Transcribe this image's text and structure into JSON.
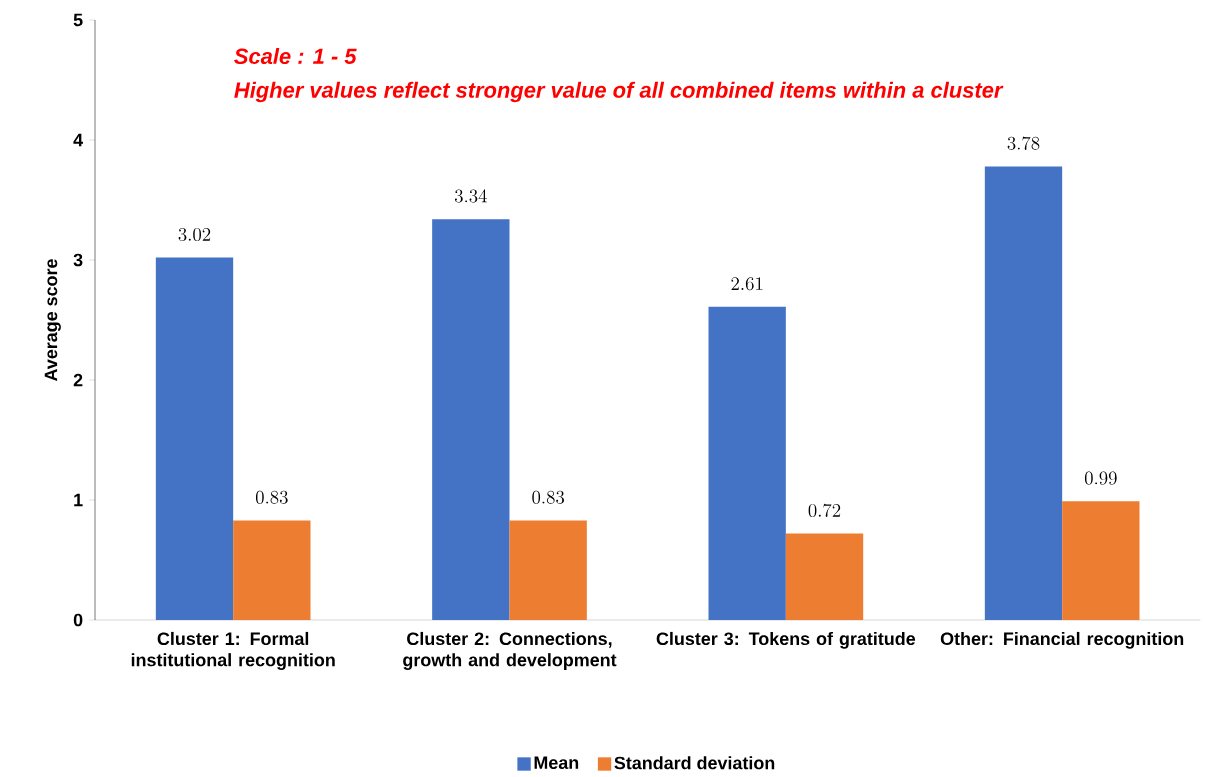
{
  "chart_data": {
    "type": "bar",
    "categories": [
      "Cluster 1: Formal institutional recognition",
      "Cluster 2: Connections, growth and development",
      "Cluster 3: Tokens of gratitude",
      "Other: Financial recognition"
    ],
    "series": [
      {
        "name": "Mean",
        "color": "#4472c4",
        "values": [
          3.02,
          3.34,
          2.61,
          3.78
        ]
      },
      {
        "name": "Standard deviation",
        "color": "#ed7d31",
        "values": [
          0.83,
          0.83,
          0.72,
          0.99
        ]
      }
    ],
    "ylabel": "Average score",
    "ylim": [
      0,
      5
    ],
    "yticks": [
      0,
      1,
      2,
      3,
      4,
      5
    ],
    "annotations": [
      "Scale : 1 - 5",
      "Higher values reflect stronger value of all combined items within a cluster"
    ],
    "data_labels": true,
    "legend": "bottom",
    "grid": false
  }
}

Written exercise >>
All of the material above should be reproduced exactly, except the pictures.

Output for this task >>
Transcribe this image's text and structure into JSON.
{
  "chart_data": {
    "type": "bar",
    "categories": [
      "Cluster 1: Formal institutional recognition",
      "Cluster 2: Connections, growth and development",
      "Cluster 3: Tokens of gratitude",
      "Other: Financial recognition"
    ],
    "series": [
      {
        "name": "Mean",
        "color": "#4472c4",
        "values": [
          3.02,
          3.34,
          2.61,
          3.78
        ]
      },
      {
        "name": "Standard deviation",
        "color": "#ed7d31",
        "values": [
          0.83,
          0.83,
          0.72,
          0.99
        ]
      }
    ],
    "ylabel": "Average score",
    "ylim": [
      0,
      5
    ],
    "yticks": [
      0,
      1,
      2,
      3,
      4,
      5
    ],
    "annotations": [
      "Scale : 1 - 5",
      "Higher values reflect stronger value of all combined items within a cluster"
    ],
    "data_labels": true,
    "legend": "bottom",
    "grid": false
  }
}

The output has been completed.